***** Task material *****

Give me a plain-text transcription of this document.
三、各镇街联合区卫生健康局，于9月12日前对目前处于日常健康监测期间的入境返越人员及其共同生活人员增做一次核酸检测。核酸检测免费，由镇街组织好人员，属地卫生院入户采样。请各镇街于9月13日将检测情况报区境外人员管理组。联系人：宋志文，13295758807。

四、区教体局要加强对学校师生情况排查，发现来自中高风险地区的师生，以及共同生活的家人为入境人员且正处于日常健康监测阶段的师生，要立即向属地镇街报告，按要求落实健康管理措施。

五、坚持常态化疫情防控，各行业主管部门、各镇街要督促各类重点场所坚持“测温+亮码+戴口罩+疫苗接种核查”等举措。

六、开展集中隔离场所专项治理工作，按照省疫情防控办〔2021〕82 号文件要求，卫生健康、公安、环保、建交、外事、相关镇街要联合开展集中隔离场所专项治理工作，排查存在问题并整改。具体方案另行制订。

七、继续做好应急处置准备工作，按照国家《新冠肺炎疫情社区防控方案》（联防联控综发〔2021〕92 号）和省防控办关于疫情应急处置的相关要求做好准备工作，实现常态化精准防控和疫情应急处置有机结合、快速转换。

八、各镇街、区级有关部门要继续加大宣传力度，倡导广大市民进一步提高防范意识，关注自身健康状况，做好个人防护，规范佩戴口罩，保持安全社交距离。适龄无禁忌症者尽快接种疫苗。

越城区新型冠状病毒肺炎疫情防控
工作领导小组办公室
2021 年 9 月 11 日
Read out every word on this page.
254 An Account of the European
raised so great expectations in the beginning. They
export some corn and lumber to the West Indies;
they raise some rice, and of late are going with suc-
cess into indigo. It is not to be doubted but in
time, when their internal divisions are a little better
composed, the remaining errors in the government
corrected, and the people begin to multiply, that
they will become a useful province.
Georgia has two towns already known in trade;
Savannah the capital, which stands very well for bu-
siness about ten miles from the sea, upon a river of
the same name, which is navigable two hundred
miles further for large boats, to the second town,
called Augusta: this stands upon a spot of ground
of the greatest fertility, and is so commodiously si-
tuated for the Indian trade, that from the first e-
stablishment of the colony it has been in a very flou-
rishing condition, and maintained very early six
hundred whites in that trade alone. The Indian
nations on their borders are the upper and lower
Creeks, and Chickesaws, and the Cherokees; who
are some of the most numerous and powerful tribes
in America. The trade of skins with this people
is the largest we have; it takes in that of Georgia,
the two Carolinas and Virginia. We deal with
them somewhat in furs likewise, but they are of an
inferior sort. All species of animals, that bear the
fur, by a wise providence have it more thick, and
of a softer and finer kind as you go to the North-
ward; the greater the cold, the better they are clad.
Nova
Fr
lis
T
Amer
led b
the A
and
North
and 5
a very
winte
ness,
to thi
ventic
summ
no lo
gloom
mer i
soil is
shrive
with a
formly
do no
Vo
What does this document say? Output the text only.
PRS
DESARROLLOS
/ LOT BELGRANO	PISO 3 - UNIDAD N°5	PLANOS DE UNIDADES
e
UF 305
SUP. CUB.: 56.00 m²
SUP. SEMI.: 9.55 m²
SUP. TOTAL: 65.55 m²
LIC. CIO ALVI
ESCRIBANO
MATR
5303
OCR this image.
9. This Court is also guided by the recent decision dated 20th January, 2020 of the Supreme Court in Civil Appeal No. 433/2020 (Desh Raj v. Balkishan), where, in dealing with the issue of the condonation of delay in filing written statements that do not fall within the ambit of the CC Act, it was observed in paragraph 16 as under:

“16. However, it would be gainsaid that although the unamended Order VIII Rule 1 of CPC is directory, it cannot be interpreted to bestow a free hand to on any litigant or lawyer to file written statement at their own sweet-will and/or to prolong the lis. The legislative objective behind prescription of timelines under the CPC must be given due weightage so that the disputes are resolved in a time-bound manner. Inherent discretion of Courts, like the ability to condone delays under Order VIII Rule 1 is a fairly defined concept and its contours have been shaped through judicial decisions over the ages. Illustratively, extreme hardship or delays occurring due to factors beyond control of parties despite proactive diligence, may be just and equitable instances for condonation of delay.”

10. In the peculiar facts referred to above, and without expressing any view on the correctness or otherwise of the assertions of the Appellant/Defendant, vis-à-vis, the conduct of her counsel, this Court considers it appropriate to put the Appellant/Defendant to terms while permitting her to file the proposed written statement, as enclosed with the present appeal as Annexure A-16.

*****

__Your task__: Pull out all lines from the listing that contain the string "Georgia".

__Answer to the task__:
Georgia has two towns already known in trade;
is the largest we have; it takes in that of Georgia,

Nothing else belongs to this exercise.